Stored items
-------

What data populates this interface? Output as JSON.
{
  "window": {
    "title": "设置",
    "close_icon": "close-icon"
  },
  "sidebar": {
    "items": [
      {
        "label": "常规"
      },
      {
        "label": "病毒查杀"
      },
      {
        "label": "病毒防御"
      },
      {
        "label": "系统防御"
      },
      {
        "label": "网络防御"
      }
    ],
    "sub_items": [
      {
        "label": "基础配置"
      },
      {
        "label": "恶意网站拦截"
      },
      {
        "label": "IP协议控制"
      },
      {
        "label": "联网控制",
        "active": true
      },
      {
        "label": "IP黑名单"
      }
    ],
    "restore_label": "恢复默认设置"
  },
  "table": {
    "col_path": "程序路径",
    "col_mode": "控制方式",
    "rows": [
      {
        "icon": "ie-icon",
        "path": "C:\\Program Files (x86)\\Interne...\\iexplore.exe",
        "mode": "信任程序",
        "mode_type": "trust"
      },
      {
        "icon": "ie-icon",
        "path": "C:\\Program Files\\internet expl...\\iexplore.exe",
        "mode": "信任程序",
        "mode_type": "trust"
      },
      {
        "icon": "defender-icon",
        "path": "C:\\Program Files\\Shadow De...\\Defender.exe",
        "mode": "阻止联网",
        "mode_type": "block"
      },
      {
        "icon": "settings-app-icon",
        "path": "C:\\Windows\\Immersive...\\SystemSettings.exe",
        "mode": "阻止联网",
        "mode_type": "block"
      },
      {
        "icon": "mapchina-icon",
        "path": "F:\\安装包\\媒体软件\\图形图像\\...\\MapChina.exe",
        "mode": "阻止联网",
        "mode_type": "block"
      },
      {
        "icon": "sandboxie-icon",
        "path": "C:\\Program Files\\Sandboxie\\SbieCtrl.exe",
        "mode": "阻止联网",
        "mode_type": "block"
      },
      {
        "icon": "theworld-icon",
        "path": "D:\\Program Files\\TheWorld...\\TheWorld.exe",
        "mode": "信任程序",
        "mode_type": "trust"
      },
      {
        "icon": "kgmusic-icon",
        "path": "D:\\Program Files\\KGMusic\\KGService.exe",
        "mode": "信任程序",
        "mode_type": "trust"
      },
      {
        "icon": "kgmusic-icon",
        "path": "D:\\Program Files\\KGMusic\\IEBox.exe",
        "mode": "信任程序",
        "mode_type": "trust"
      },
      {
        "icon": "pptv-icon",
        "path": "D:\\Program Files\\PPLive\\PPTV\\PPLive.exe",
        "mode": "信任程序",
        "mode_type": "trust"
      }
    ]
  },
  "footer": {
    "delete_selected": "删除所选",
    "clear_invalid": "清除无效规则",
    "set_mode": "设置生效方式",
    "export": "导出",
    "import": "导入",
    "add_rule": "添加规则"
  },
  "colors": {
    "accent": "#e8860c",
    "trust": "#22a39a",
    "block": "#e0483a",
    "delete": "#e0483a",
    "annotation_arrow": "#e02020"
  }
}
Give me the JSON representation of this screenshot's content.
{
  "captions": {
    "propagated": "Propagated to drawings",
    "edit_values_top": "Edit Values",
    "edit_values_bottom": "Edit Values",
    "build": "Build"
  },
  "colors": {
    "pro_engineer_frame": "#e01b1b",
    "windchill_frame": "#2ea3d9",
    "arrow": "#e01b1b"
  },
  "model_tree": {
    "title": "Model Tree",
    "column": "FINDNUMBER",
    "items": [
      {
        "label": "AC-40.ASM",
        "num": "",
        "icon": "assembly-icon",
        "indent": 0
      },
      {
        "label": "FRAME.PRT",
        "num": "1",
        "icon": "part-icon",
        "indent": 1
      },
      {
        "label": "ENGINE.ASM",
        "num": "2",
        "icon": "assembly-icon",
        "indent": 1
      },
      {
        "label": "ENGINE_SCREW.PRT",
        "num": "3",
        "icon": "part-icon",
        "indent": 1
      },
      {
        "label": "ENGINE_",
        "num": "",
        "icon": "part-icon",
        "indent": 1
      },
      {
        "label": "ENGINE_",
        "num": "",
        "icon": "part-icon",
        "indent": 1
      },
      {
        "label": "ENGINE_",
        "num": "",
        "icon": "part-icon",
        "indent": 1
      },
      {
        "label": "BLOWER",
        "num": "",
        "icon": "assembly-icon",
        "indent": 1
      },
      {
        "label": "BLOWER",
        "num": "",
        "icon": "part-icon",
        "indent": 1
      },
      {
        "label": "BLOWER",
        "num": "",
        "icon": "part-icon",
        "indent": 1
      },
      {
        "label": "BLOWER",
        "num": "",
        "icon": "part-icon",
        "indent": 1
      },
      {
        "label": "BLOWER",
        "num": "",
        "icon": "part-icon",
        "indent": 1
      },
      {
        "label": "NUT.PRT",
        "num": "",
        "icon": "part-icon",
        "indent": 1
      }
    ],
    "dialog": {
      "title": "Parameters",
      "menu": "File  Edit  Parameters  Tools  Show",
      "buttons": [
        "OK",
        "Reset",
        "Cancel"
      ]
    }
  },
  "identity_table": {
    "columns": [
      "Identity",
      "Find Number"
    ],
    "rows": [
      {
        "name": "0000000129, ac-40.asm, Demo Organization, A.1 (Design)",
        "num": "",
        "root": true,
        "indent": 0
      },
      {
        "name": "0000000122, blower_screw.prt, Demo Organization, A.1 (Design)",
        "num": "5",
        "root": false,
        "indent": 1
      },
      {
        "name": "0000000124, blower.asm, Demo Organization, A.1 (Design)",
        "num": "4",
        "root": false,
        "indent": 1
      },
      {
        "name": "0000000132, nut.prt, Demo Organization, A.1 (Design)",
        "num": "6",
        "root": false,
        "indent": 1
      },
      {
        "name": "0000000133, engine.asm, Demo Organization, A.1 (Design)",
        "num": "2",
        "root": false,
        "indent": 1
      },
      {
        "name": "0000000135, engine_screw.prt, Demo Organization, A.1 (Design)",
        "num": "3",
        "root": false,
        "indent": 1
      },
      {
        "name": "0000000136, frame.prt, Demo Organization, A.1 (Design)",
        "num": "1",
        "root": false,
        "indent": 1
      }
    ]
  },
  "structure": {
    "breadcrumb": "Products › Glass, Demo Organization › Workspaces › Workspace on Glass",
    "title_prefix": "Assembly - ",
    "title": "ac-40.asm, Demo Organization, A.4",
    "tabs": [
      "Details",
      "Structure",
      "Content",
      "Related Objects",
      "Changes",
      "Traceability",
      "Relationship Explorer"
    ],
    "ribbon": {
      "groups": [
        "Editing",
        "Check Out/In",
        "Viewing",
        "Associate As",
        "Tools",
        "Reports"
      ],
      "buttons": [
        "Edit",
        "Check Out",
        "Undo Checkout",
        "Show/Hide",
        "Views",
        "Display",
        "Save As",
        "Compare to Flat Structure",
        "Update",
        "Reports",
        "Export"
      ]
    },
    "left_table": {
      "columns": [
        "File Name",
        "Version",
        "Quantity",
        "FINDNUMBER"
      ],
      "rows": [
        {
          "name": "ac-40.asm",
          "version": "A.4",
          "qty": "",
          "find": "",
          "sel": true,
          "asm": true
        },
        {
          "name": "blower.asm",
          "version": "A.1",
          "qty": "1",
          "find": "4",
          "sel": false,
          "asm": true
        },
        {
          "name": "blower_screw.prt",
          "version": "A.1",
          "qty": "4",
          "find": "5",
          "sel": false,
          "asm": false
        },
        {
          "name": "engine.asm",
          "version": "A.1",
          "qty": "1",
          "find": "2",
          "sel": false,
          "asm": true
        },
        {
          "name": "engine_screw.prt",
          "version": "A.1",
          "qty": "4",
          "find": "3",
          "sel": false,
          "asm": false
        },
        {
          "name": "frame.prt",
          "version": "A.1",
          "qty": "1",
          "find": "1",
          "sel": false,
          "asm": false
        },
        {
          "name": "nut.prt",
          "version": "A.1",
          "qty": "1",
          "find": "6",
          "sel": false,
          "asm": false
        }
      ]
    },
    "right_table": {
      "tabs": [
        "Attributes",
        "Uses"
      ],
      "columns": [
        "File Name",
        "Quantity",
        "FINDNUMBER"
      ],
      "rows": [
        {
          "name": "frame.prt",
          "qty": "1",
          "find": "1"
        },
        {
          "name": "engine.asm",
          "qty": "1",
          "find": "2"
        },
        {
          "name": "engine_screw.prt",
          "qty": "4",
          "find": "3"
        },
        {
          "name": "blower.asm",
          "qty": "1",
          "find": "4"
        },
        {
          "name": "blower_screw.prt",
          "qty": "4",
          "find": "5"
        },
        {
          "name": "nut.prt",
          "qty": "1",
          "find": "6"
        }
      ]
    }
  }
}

-------

### What this task involves
Within the material above, find the lines that contain the word "Values"; copy them.

### Task result
    "edit_values_top": "Edit Values",
    "edit_values_bottom": "Edit Values",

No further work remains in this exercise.